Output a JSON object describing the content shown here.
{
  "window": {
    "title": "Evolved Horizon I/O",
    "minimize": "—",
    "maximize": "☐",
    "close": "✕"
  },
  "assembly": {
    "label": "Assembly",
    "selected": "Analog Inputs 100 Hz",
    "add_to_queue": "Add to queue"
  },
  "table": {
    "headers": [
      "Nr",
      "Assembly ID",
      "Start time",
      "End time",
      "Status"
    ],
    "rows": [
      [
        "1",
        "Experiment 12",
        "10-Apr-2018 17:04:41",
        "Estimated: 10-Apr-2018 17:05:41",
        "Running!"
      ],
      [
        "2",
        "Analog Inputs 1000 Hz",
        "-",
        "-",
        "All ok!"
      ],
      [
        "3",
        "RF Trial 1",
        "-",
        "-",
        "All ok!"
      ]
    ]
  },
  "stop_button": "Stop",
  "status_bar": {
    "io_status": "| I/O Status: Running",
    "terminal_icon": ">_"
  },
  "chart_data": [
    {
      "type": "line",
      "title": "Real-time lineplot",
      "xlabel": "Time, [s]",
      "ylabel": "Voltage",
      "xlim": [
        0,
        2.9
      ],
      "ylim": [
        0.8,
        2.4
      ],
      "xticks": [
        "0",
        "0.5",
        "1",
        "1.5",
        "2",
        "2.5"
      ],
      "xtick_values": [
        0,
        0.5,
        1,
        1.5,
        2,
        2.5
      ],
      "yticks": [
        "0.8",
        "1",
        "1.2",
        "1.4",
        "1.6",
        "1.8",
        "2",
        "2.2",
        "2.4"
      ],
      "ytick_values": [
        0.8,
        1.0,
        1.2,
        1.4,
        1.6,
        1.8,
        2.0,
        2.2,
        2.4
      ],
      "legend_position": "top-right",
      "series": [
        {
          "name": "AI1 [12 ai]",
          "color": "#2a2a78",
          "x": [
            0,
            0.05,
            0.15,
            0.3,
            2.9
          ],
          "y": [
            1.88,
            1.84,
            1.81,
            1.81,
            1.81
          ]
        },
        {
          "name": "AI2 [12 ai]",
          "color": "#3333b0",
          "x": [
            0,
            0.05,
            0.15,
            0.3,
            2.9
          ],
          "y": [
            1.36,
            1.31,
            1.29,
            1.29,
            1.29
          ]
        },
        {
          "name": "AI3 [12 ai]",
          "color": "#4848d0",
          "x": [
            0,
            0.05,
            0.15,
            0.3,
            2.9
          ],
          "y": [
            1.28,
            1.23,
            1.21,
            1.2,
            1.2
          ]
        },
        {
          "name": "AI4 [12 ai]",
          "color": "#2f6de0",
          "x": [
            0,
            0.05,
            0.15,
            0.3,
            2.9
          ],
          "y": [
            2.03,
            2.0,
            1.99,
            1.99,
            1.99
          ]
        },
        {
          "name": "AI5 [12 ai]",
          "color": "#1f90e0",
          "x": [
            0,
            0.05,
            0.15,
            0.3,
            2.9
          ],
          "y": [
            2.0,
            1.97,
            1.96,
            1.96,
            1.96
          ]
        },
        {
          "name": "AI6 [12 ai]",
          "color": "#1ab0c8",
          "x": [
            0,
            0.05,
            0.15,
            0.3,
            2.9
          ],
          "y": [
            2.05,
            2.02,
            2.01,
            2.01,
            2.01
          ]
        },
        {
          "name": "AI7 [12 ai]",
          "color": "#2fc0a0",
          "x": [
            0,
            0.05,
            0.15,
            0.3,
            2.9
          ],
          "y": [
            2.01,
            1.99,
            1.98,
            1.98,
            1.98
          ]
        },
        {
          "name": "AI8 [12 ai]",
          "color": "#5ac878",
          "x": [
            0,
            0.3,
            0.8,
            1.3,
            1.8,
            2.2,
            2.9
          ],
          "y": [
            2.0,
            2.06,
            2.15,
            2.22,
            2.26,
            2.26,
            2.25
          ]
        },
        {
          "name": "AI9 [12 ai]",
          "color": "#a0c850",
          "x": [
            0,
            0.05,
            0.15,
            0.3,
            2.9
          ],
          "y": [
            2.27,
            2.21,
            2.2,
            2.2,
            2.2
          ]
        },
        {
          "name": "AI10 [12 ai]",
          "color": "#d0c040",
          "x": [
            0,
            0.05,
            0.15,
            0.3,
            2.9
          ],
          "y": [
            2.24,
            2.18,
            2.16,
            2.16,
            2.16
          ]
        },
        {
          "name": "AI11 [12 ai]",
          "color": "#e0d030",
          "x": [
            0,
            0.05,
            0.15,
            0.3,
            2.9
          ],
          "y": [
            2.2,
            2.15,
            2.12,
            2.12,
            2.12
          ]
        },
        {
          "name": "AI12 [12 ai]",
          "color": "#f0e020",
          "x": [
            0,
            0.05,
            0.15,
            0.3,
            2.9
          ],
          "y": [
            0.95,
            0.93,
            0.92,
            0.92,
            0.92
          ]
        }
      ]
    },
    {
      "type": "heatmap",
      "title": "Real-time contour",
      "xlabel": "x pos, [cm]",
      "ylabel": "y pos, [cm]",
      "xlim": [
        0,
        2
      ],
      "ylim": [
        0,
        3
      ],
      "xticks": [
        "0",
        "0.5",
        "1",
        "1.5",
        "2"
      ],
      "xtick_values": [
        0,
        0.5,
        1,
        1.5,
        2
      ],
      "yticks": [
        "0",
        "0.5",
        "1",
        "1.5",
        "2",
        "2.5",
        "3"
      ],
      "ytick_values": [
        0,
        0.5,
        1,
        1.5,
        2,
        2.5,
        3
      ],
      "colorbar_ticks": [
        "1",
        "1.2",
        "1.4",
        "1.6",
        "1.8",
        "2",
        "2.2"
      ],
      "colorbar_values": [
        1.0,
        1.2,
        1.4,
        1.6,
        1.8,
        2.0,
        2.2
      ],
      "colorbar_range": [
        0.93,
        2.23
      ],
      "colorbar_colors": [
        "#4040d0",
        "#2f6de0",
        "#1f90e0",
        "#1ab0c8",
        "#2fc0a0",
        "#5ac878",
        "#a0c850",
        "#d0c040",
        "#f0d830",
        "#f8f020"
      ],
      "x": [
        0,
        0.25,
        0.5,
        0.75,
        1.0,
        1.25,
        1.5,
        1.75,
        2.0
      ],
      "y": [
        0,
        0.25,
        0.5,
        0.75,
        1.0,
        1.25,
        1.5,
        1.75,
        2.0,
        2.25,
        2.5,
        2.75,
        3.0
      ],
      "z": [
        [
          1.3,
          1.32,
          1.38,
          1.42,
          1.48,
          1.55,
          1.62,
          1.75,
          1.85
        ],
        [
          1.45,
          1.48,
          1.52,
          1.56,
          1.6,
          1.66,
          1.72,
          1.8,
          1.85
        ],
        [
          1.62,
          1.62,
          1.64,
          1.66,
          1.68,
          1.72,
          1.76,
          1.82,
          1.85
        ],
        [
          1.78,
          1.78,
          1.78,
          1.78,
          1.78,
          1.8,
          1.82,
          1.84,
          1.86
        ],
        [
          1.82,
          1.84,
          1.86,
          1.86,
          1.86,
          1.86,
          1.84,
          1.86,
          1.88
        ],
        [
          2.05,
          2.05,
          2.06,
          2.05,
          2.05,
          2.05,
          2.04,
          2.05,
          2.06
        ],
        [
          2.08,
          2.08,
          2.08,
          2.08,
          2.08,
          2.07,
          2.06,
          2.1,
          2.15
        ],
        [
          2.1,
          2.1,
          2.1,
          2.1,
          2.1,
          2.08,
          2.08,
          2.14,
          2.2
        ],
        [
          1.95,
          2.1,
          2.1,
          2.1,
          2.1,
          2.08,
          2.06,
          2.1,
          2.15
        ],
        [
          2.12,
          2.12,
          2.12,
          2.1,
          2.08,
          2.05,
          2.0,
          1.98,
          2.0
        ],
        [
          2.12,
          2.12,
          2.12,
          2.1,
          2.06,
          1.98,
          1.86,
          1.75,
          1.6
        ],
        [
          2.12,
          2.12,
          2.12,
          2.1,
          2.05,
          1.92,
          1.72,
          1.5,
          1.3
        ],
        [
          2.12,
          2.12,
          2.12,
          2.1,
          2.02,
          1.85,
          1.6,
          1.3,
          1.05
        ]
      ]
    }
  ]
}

What you need to do
Find the word "Real" in the material, then list each line that holds it.

Result
      "title": "Real-time lineplot",
      "title": "Real-time contour",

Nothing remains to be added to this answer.